Without the pictures, print each of the records below exactly as it appears.

(Records from a collection)
______
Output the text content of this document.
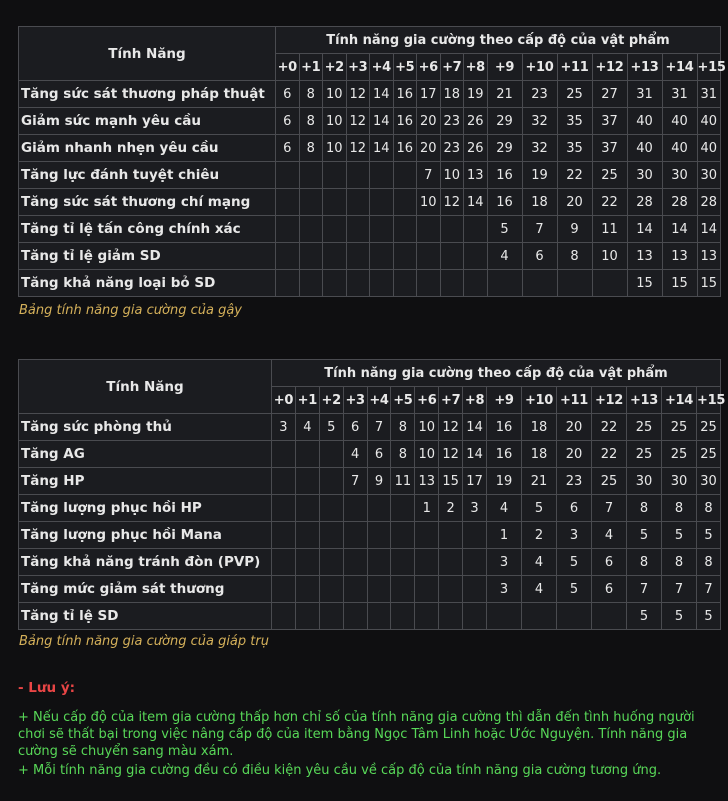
Tính Năng	Tính năng gia cường theo cấp độ của vật phẩm															
	+0	+1	+2	+3	+4	+5	+6	+7	+8	+9	+10	+11	+12	+13	+14	+15
Tăng sức sát thương pháp thuật	6	8	10	12	14	16	17	18	19	21	23	25	27	31	31	31
Giảm sức mạnh yêu cầu	6	8	10	12	14	16	20	23	26	29	32	35	37	40	40	40
Giảm nhanh nhẹn yêu cầu	6	8	10	12	14	16	20	23	26	29	32	35	37	40	40	40
Tăng lực đánh tuyệt chiêu							7	10	13	16	19	22	25	30	30	30
Tăng sức sát thương chí mạng							10	12	14	16	18	20	22	28	28	28
Tăng tỉ lệ tấn công chính xác										5	7	9	11	14	14	14
Tăng tỉ lệ giảm SD										4	6	8	10	13	13	13
Tăng khả năng loại bỏ SD														15	15	15
Bảng tính năng gia cường của gậy
Tính Năng	Tính năng gia cường theo cấp độ của vật phẩm															
	+0	+1	+2	+3	+4	+5	+6	+7	+8	+9	+10	+11	+12	+13	+14	+15
Tăng sức phòng thủ	3	4	5	6	7	8	10	12	14	16	18	20	22	25	25	25
Tăng AG				4	6	8	10	12	14	16	18	20	22	25	25	25
Tăng HP				7	9	11	13	15	17	19	21	23	25	30	30	30
Tăng lượng phục hồi HP							1	2	3	4	5	6	7	8	8	8
Tăng lượng phục hồi Mana										1	2	3	4	5	5	5
Tăng khả năng tránh đòn (PVP)										3	4	5	6	8	8	8
Tăng mức giảm sát thương										3	4	5	6	7	7	7
Tăng tỉ lệ SD														5	5	5
Bảng tính năng gia cường của giáp trụ
- Lưu ý:
+ Nếu cấp độ của item gia cường thấp hơn chỉ số của tính năng gia cường thì dẫn đến tình huống người chơi sẽ thất bại trong việc nâng cấp độ của item bằng Ngọc Tâm Linh hoặc Ước Nguyện. Tính năng gia cường sẽ chuyển sang màu xám.
+ Mỗi tính năng gia cường đều có điều kiện yêu cầu về cấp độ của tính năng gia cường tương ứng.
______
→ Task result
Output the text content of this document.
Tính Năng	Tính năng gia cường theo cấp độ của vật phẩm															
	+0	+1	+2	+3	+4	+5	+6	+7	+8	+9	+10	+11	+12	+13	+14	+15
Tăng sức sát thương pháp thuật	6	8	10	12	14	16	17	18	19	21	23	25	27	31	31	31
Giảm sức mạnh yêu cầu	6	8	10	12	14	16	20	23	26	29	32	35	37	40	40	40
Giảm nhanh nhẹn yêu cầu	6	8	10	12	14	16	20	23	26	29	32	35	37	40	40	40
Tăng lực đánh tuyệt chiêu							7	10	13	16	19	22	25	30	30	30
Tăng sức sát thương chí mạng							10	12	14	16	18	20	22	28	28	28
Tăng tỉ lệ tấn công chính xác										5	7	9	11	14	14	14
Tăng tỉ lệ giảm SD										4	6	8	10	13	13	13
Tăng khả năng loại bỏ SD														15	15	15
Bảng tính năng gia cường của gậy
Tính Năng	Tính năng gia cường theo cấp độ của vật phẩm															
	+0	+1	+2	+3	+4	+5	+6	+7	+8	+9	+10	+11	+12	+13	+14	+15
Tăng sức phòng thủ	3	4	5	6	7	8	10	12	14	16	18	20	22	25	25	25
Tăng AG				4	6	8	10	12	14	16	18	20	22	25	25	25
Tăng HP				7	9	11	13	15	17	19	21	23	25	30	30	30
Tăng lượng phục hồi HP							1	2	3	4	5	6	7	8	8	8
Tăng lượng phục hồi Mana										1	2	3	4	5	5	5
Tăng khả năng tránh đòn (PVP)										3	4	5	6	8	8	8
Tăng mức giảm sát thương										3	4	5	6	7	7	7
Tăng tỉ lệ SD														5	5	5
Bảng tính năng gia cường của giáp trụ
- Lưu ý:
+ Nếu cấp độ của item gia cường thấp hơn chỉ số của tính năng gia cường thì dẫn đến tình huống người chơi sẽ thất bại trong việc nâng cấp độ của item bằng Ngọc Tâm Linh hoặc Ước Nguyện. Tính năng gia cường sẽ chuyển sang màu xám.
+ Mỗi tính năng gia cường đều có điều kiện yêu cầu về cấp độ của tính năng gia cường tương ứng.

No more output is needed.